Copy the copyright discussion from "For most books" up to and including "be public domain.", changing "e-book" to "digital book".

(TEXT TO READ)
- - - -

Well, that’s the problem with shitty contracts. They make such a thing possible.
For most books (which I realize are now almost a special case—being swamped by the numbers of movies, recordings, videogames, etc.—even though they originally were the main portion of things being copyrighted), you have terms in your contract that revert the rights to the creator if the book goes out of print for a given period of time. Then, the creator can go try to find another publisher who’s interested in printing it, or publish it herself, or sell it in perpetuity as an e-book, or simply declare it to be public domain.
The case is obviously more complicated for things like movies, which are such a huge production and are much less the work of any single creator.
Your article also points out another issue: That copyright is a patchwork of various legacy systems, with utterly different rules applying to works created before and after certain dates. But I’m not sure that there’s a solution to it… how far back in time would we have to rewrite old contracts?
My new rules would apply to everything. The contracts would dictate who holds the copyright (if it’s not expired), and if it’s been sold we can start tracking from the date of the first sale. If this means that some contracts are meaningless because they speak of copyrights that have already slipped into the public domain, well too bad for them.
Can you re-state the purpose of your re-jiggering of copyright? I’m curious if its benefits outweigh the inevitable damage to the multi-billion-dollar revenues of the entertainment industry, which makes plans and investments based on its current contracts, and has a business model based around specific timelines for exploiting properties.
The purpose of my re-jiggering of copyright would be to correct these problems.
By the way, how much of those multi-billion dollar revenues are based on contracts that are over twenty years old? I thought that the kittens the recording industry was emitting were primarily due to new stuff being pirated.
I vote no. Your proposal is very generous with other people’s money/property. You seek to deprive them of what is rightfully theirs, for your own convenience, and give them nothing in return.
If I create something, it is mine. I get to decide how, when, and even if you may buy/license it. Maybe I decide to sell 100 copies per year. Maybe I decide to sell as many as I can. Maybe I sell it only during football season, or only during the weeks following a Saints victory. Maybe I refuse to sell it at all as long as democrats control congress. The right to decide belongs to me, and it is unfair to take that right from me. If you don’t like my terms, tough. Create your own product.
A requirement for periodic re-registration at reasonable intervals would solve this problem (most copyright holders aren’t going to bother with the paperwork, much less pay a fee, for something they have no intention of republishing). It would also solve the problem of orphaned works (some things could be irretrievably lost because they’re in obsolete formats and nobody can ever track down who they need to ask for permission to adapt/update them for archival purposes).
If I’m understanding you correct, isn’t that just one of possibly many exploitations? No reason why Wal-Mart or the publishing house of, say, Batman, can’t lose their copyright as well. The artist wouldn’t be the only one losing out, nobody would have a right to it. Warner Bros, Paramount, Universal, and Sony could all make Batman movies and people would flock to the better one. The original creator could still continue in the employ of a publisher like DC and push for his version to be the “official” version.
Sure, creators might lose out, but the argument is that everyone benefits by having such a property be free and without restrictions.

- - - -

(Collected data entries)
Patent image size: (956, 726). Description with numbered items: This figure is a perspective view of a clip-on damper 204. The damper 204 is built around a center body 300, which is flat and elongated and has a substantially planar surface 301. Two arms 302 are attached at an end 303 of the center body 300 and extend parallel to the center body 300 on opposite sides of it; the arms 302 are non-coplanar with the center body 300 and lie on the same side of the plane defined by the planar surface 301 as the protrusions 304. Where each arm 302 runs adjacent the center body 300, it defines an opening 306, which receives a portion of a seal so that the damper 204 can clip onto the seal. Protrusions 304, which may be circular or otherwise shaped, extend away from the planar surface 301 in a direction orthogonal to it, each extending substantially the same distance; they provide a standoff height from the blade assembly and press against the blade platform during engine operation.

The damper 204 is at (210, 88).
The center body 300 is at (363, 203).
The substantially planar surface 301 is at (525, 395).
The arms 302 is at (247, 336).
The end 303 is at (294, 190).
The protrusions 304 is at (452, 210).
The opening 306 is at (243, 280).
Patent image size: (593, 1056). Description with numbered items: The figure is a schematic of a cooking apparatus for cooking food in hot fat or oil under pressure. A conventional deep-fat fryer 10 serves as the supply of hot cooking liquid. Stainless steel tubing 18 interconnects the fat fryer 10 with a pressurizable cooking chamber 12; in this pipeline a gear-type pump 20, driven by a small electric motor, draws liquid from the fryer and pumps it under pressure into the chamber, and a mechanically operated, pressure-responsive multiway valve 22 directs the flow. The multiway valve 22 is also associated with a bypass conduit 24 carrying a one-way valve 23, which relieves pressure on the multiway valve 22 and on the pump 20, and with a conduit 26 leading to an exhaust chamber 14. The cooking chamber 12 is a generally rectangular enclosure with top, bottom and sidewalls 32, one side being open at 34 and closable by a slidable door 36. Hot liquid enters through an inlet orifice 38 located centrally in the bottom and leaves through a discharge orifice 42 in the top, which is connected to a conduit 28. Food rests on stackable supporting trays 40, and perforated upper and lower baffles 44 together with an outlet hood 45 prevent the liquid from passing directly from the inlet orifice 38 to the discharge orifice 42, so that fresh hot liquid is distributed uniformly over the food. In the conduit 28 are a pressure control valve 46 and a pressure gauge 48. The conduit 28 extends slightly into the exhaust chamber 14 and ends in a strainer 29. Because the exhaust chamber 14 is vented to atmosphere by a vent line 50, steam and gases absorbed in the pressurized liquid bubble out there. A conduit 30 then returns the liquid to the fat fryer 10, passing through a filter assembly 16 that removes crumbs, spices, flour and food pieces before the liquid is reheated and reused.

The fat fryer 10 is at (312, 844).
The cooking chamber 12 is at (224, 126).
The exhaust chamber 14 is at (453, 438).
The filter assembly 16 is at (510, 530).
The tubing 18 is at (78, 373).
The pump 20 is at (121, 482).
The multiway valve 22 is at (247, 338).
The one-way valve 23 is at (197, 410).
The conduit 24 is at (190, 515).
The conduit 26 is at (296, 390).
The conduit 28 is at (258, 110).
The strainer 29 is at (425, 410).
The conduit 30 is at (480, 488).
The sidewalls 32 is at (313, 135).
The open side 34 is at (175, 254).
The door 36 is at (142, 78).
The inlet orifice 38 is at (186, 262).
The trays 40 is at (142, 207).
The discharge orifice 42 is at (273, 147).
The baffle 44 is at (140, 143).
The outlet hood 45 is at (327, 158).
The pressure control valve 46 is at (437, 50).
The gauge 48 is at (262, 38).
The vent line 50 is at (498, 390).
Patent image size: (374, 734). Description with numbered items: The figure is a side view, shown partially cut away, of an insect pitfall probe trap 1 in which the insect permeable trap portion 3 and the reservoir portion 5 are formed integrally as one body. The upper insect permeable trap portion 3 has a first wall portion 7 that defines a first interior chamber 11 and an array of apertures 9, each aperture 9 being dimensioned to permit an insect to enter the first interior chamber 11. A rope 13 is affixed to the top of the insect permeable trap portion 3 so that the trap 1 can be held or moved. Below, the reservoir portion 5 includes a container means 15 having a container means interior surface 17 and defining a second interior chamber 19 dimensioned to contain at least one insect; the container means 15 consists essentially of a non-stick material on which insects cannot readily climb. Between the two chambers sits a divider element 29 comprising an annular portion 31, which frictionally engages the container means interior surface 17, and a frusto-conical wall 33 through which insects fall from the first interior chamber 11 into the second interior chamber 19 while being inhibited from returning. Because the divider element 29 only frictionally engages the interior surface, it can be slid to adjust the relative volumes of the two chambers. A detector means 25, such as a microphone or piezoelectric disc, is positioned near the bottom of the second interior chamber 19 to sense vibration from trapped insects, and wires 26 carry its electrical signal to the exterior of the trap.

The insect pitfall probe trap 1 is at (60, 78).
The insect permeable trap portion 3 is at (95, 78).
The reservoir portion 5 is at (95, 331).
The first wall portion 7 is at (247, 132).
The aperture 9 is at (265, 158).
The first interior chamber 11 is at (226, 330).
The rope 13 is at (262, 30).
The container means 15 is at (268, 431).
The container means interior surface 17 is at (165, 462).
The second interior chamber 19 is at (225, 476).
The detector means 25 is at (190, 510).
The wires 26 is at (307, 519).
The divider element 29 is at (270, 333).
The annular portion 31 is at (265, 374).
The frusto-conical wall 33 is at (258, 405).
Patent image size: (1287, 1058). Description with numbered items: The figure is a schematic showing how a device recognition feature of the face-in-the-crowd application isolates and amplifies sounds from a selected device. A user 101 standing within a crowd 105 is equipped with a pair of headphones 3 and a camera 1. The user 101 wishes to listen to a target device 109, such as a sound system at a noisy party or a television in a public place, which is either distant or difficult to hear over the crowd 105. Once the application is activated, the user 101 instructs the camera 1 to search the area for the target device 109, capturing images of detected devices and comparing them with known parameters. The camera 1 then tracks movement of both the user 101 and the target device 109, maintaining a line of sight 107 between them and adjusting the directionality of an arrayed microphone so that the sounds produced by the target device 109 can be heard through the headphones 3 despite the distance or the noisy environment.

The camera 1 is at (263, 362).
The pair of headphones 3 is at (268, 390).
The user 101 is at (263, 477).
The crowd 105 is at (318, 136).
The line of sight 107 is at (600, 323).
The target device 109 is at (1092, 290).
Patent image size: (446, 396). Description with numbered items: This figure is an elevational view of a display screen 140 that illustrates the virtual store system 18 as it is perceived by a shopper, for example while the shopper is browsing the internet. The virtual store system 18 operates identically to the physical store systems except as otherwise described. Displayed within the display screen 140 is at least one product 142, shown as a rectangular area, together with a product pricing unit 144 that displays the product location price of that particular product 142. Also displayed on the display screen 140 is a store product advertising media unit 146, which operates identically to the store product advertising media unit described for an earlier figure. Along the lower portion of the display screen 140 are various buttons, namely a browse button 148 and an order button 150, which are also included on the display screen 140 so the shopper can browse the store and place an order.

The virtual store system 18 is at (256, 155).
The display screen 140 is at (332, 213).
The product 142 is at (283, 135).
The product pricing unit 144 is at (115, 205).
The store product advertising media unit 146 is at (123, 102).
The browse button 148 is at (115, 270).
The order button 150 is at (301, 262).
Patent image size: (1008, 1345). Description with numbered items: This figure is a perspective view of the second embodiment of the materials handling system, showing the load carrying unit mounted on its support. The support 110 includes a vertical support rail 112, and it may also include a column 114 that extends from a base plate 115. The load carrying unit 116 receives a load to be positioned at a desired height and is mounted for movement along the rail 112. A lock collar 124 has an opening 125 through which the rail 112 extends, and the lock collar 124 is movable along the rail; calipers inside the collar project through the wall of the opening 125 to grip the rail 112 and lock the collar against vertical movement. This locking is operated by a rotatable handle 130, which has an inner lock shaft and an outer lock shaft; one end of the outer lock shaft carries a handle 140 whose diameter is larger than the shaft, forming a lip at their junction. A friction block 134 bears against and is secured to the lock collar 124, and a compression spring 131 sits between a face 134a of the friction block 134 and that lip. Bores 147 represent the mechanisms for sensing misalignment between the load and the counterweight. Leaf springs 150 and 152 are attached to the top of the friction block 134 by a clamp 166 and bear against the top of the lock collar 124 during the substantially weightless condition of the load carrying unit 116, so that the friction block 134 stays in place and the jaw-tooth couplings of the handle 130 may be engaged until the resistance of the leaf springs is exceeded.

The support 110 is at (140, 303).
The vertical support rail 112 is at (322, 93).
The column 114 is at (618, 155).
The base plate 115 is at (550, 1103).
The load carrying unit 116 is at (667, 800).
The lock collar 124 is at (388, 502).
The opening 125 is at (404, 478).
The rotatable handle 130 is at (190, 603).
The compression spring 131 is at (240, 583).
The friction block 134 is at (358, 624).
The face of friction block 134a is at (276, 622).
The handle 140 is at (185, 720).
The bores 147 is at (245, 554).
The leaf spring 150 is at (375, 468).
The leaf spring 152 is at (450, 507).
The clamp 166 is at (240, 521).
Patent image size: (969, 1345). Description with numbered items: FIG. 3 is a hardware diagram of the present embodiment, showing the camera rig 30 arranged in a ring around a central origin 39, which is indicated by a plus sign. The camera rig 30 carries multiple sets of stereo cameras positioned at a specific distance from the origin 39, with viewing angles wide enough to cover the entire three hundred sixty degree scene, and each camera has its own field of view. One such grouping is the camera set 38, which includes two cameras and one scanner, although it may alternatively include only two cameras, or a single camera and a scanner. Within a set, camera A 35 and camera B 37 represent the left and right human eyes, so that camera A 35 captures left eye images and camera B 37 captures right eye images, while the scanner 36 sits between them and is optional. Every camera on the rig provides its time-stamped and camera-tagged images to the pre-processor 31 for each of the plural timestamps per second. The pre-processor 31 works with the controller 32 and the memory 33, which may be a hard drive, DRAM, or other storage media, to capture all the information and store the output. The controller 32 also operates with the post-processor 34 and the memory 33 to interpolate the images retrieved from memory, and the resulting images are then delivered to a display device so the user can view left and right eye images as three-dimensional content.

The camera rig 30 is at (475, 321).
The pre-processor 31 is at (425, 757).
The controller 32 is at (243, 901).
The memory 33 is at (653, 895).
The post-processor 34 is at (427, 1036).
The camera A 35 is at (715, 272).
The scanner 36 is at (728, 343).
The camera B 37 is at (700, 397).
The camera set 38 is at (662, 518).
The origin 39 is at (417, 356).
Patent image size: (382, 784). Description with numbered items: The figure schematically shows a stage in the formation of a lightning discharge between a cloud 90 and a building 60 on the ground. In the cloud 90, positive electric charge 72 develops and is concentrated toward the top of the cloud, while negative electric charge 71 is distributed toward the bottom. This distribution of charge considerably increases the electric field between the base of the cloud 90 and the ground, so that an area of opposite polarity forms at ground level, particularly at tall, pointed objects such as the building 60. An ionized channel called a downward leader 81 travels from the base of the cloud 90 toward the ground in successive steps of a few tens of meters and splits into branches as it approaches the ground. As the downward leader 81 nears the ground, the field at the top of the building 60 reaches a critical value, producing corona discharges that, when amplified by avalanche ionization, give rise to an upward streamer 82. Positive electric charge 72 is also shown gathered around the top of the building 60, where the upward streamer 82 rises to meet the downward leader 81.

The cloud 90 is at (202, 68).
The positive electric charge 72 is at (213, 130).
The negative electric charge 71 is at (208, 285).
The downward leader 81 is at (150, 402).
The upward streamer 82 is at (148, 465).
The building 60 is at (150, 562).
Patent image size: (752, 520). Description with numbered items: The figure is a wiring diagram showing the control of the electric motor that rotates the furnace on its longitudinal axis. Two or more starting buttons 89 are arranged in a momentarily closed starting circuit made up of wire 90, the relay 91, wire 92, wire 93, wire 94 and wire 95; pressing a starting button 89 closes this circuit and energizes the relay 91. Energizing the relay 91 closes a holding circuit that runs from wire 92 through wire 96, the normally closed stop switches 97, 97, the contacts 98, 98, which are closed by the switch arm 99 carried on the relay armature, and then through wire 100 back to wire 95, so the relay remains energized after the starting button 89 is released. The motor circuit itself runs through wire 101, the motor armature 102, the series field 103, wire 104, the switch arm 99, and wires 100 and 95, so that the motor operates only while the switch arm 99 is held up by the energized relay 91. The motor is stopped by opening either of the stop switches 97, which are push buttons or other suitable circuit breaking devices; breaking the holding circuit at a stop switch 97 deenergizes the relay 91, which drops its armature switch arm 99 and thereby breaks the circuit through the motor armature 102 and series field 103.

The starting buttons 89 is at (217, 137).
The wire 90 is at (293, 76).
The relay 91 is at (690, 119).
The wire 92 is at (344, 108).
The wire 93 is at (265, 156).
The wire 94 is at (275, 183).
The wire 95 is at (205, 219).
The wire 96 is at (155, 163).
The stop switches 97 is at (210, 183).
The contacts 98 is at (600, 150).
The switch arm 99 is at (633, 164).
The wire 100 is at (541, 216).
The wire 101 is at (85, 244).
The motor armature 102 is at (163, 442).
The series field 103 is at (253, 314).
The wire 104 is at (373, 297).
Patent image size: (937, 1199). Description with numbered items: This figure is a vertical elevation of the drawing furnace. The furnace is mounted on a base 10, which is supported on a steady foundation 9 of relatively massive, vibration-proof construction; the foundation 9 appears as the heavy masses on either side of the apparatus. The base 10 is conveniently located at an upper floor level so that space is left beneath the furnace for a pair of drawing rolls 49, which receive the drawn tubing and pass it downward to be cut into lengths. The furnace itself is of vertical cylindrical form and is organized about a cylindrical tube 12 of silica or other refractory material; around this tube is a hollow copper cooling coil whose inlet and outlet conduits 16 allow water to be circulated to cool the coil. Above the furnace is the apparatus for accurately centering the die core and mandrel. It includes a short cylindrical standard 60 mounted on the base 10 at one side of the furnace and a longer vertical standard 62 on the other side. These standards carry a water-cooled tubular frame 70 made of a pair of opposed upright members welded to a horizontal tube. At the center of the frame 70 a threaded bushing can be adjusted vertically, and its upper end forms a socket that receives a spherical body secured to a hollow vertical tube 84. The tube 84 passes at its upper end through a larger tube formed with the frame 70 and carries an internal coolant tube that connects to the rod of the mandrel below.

- - - -

(THE REPLY)
For most books (which I realize are now almost a special case—being swamped by the numbers of movies, recordings, videogames, etc.—even though they originally were the main portion of things being copyrighted), you have terms in your contract that revert the rights to the creator if the book goes out of print for a given period of time. Then, the creator can go try to find another publisher who’s interested in printing it, or publish it herself, or sell it in perpetuity as an digital book, or simply declare it to be public domain.